TUGAS DIBERIKAN A:
Salin ulang baris-baris catatan berikut tanpa perubahan, mulai dari baris yang memuat "bar [206,714,230,788]" sampai dengan baris yang memuat "package: 6868 [365,329,407,347]".

——————————

Kata kunci: Peradilan in Absentia; Hak Asasi Manusia; Yuridis.
Abstract
The trial procedure in absentia or trial
without the presence of the defendant according to the applicable law in
Indonesia is permissible. In terms of human rights principles, this procedure
has the potential for major deviations in practice, because any opportunity to
defend the accused has been ruled out. Meanwhile, the nuances for utilizing
procedures in absentia during Indonesia's current transition period have
increased, especially in corruption cases that have received support from
public opinion who are eager to eradicate and prosecute corruptors, especially
anti-corruption activists. Despite the fact that it is necessary to try these
corruption defendants, normatively the procedure in absentia in relation to
things that are allowed and not allowed in human rights principles in order to
avoid human rights violations caused by the spirit of law enforcement itself.
The enforcement of human rights (HAM) at the end of the 20th century until now
is still the main topic that becomes the agenda and manifesto of world
politics. The legal problem in Indonesia seen from this perspective is actually
the absence of visionary leadership and empathy for law enforcement and human
rights (HAM).
Keywords:
Judiciary
in Absentia; Human Rights; Juridical.
Pendahuluan
Kemajuan dewasa ini telah
melahirkan banyak perubahan. Segi-segi sosial kemasyarakatan yang semula dianggap suatu hal yang dilarang, akibat modern larangan-larangan itu mudah sekali dilewati.

——————————

TUGAS DIBERIKAN B:
Lanjutkan teks tentang peradilan in absentia mulai dari titik teks itu berhenti.

(Data lokasi elemen)
——————————

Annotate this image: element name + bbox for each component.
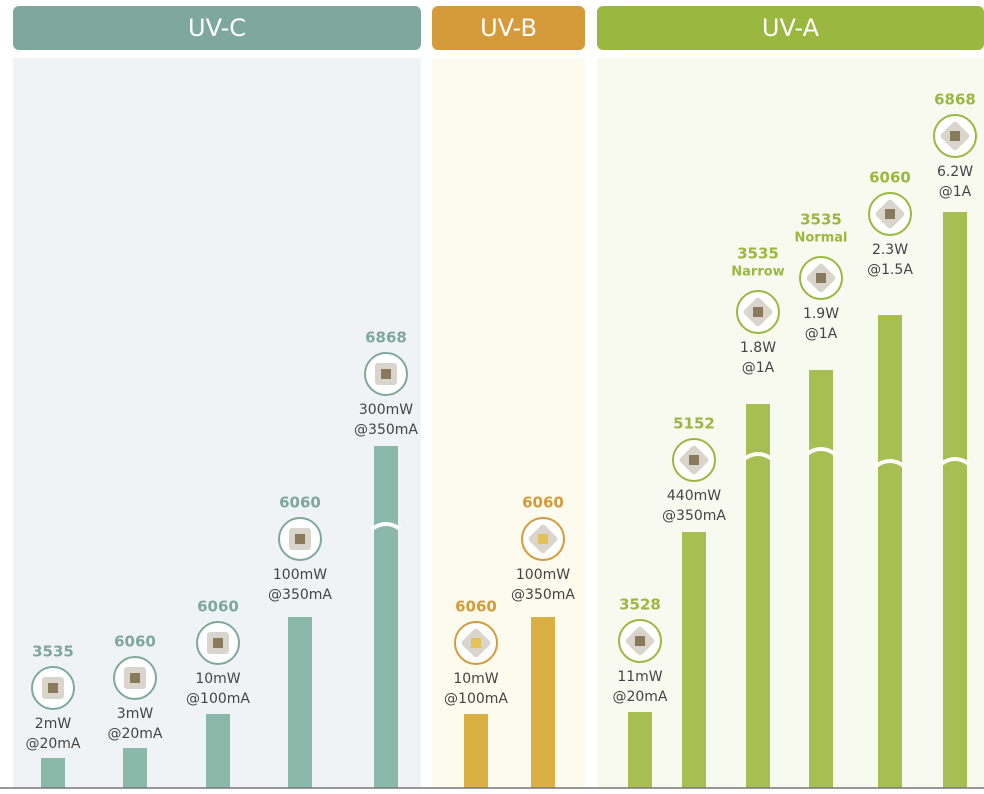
bar [206,714,230,788]
current: @100mA [186,691,250,707]
power: 300mW [359,402,413,418]
package: 6060 [197,598,239,616]
led-icon-chip [689,455,699,465]
current: @100mA [444,691,508,707]
power: 2mW [35,716,72,732]
package: 3535 [737,245,779,263]
led-icon-chip [471,638,481,648]
power: 10mW [195,671,240,687]
package: 6060 [522,494,564,512]
package: 5152 [673,415,715,433]
package: 6868 [934,91,976,109]
led-icon-chip [635,636,645,646]
power: 3mW [117,706,154,722]
bar [288,617,312,788]
package: 6060 [114,633,156,651]
power: 440mW [667,488,721,504]
led-icon-chip [950,131,960,141]
bar [809,370,833,788]
led-icon-chip [538,534,548,544]
current: @1.5A [867,262,913,278]
bar [41,758,65,788]
package: 6060 [869,169,911,187]
power: 2.3W [872,242,908,258]
bar [374,446,398,788]
variant: Normal [795,231,848,246]
bar [531,617,555,788]
package: 6868 [365,329,407,347]
variant: Narrow [731,265,784,280]
led-icon-chip [381,369,391,379]
bar [746,404,770,788]
lineup-diagram: UV-C 2mW @20mA 3535 3mW @20mA 6060 10mW @100mA 60… [0,0,984,790]
bar [123,748,147,788]
current: @1A [742,360,775,376]
led-icon-chip [213,638,223,648]
power: 1.9W [803,306,839,322]
power: 100mW [273,567,327,583]
led-icon-chip [130,673,140,683]
package: 3535 [32,643,74,661]
package: 6060 [279,494,321,512]
led-icon-chip [295,534,305,544]
power: 6.2W [937,164,973,180]
bar [628,712,652,788]
bar [943,212,967,788]
current: @350mA [268,587,332,603]
led-icon-chip [816,273,826,283]
group-title: UV-B [480,14,537,42]
current: @350mA [662,508,726,524]
power: 10mW [453,671,498,687]
bar [464,714,488,788]
led-icon-chip [885,209,895,219]
power: 11mW [617,669,662,685]
package: 3535 [800,211,842,229]
current: @1A [939,184,972,200]
bar [878,315,902,788]
bar [682,532,706,788]
led-icon-chip [753,307,763,317]
group-title: UV-A [762,14,820,42]
current: @1A [805,326,838,342]
group-title: UV-C [188,14,246,42]
current: @350mA [354,422,418,438]
current: @20mA [612,689,667,705]
current: @20mA [107,726,162,742]
package: 6060 [455,598,497,616]
power: 1.8W [740,340,776,356]
package: 3528 [619,596,661,614]
current: @20mA [25,736,80,752]
current: @350mA [511,587,575,603]
power: 100mW [516,567,570,583]
led-icon-chip [48,683,58,693]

——————————

HASIL AKHIR A:
bar [206,714,230,788]
current: @100mA [186,691,250,707]
power: 300mW [359,402,413,418]
package: 6060 [197,598,239,616]
led-icon-chip [689,455,699,465]
current: @100mA [444,691,508,707]
power: 2mW [35,716,72,732]
package: 3535 [737,245,779,263]
led-icon-chip [471,638,481,648]
power: 10mW [195,671,240,687]
package: 6060 [522,494,564,512]
package: 5152 [673,415,715,433]
package: 6868 [934,91,976,109]
led-icon-chip [635,636,645,646]
power: 3mW [117,706,154,722]
bar [288,617,312,788]
package: 6060 [114,633,156,651]
power: 440mW [667,488,721,504]
led-icon-chip [950,131,960,141]
bar [809,370,833,788]
led-icon-chip [538,534,548,544]
current: @1.5A [867,262,913,278]
bar [41,758,65,788]
package: 6060 [869,169,911,187]
power: 2.3W [872,242,908,258]
bar [374,446,398,788]
variant: Normal [795,231,848,246]
bar [531,617,555,788]
package: 6868 [365,329,407,347]

HASIL AKHIR B:
Bahkan sesuatu yang sebelumnya dianggap wilayah yang tidak mungkin berubah,
telah mudah berubah dengan sendirinya, seperti: mengenai tradisi-tradisi keagamaan, relasi social, praktisi politik, dan hukum. Situasi yang demikian memunculkan pilihan yang sulit.
Mengikuti irama dan suasana modernitas dan bahkan globalisasi, meniscayakan lahirnya perubahan sosial yang radikal (Prihartono, 2003). Berbicara mengenai
modernitas, kemajuan teknologi, dan perubahan sosial akan semakin
menarik jika memasuki wilayah disiplin hukum (Manalu, 2021). Disiplin hukum
sebagai suatu disiplin yang meniscayakan adanya kepastian, formalitas, dan pembakuan yang akan mengalami kesulitan jika dipahami dengan satu perspektif saja.
Peradilan in
absentia adalah proses hukum
di mana terdakwa tidak hadir dalam persidangan
saat persidangan berlangsung. Istilah Latin
"in absentia" berarti "dalam ketidakhadiran". Peradilan in absentia dapat dilakukan dalam berbagai kasus, seperti ketika terdakwa kabur atau tidak dapat
dihadirkan ke persidangan karena alasan tertentu. Namun, penggunaan peradilan in absentia juga memicu
kekhawatiran dan kontroversi
terkait hak asasi manusia. Beberapa negara mengizinkan peradilan in absentia dalam kasus pidana, namun
harus memenuhi syarat dan prosedur yang ketat.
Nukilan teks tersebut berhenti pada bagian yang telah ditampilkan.